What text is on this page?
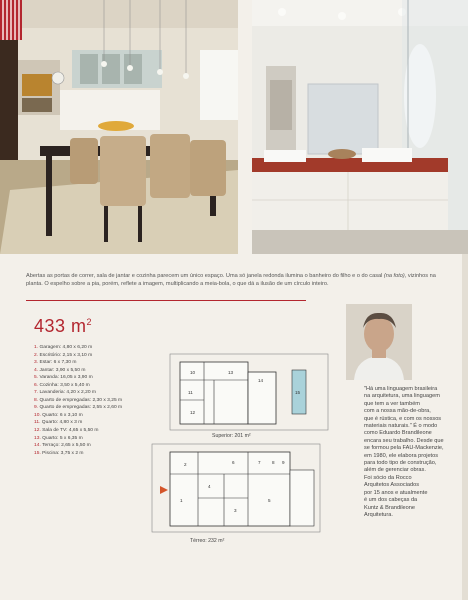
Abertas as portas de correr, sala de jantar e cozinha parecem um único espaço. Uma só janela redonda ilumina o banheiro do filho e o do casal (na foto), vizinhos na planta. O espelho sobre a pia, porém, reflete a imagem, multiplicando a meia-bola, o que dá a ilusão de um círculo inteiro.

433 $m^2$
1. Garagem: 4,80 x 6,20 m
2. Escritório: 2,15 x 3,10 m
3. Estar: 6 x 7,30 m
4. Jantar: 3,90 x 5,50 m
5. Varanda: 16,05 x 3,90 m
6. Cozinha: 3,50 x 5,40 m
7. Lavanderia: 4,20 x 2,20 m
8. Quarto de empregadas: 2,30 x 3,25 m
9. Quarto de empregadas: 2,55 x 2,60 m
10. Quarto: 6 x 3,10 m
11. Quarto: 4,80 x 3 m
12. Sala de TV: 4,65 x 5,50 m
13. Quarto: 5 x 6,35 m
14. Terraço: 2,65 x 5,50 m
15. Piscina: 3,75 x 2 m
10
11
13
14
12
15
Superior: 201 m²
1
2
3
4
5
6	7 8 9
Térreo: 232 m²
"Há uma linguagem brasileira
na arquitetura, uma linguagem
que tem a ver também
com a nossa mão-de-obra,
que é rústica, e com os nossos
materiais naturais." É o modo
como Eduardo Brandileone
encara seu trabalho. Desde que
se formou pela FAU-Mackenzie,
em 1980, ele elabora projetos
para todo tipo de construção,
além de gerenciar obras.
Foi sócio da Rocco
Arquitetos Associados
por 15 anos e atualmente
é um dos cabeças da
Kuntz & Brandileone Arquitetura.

---

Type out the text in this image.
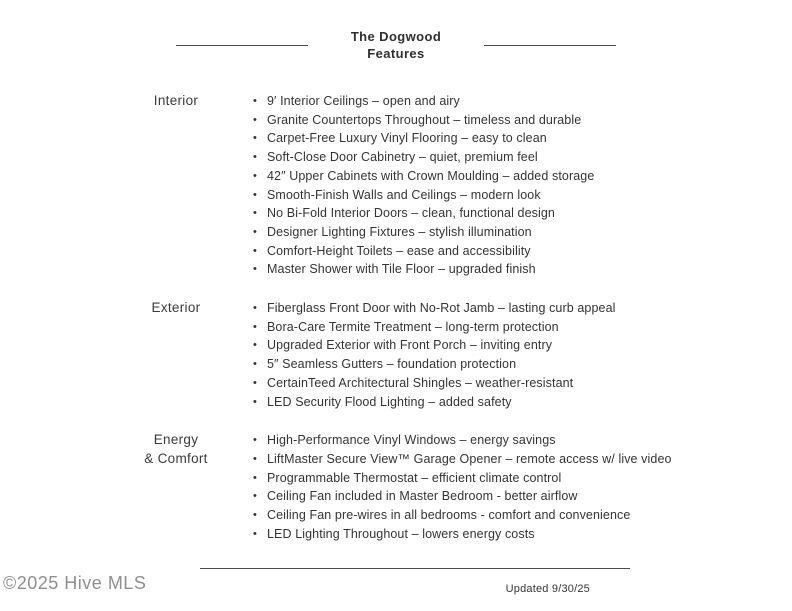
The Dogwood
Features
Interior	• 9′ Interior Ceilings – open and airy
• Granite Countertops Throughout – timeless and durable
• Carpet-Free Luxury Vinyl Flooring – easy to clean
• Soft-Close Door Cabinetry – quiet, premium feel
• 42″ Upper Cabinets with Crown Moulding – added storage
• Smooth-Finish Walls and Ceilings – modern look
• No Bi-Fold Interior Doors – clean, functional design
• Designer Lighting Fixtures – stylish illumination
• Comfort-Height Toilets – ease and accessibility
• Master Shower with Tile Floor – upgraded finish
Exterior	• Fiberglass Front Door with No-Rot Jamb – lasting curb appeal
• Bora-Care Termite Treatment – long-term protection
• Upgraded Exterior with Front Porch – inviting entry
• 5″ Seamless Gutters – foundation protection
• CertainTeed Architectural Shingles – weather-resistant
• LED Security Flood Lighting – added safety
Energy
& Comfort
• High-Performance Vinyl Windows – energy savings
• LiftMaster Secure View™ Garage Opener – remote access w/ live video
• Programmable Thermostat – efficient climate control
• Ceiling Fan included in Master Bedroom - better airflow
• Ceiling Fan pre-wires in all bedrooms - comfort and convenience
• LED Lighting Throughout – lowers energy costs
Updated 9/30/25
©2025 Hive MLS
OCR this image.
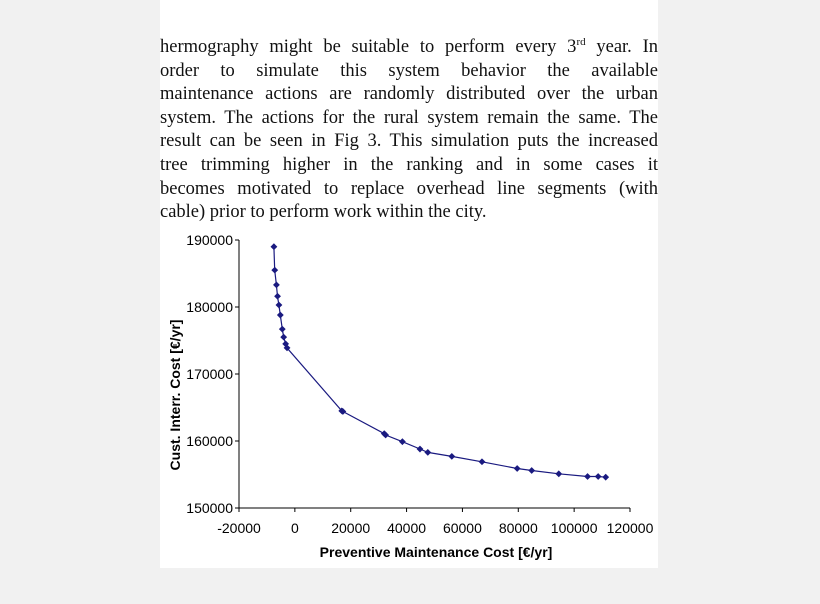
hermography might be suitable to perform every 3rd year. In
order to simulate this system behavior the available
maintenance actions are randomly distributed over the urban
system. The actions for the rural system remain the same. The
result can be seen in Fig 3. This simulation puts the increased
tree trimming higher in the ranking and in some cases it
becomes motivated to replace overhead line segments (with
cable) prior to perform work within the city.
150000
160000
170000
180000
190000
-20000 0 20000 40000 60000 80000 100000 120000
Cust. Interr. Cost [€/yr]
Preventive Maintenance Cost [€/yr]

## Task details
Where a line in the material above holds "text", copy that line.

## Full answer
What text is on this page?
Type out the text in this image.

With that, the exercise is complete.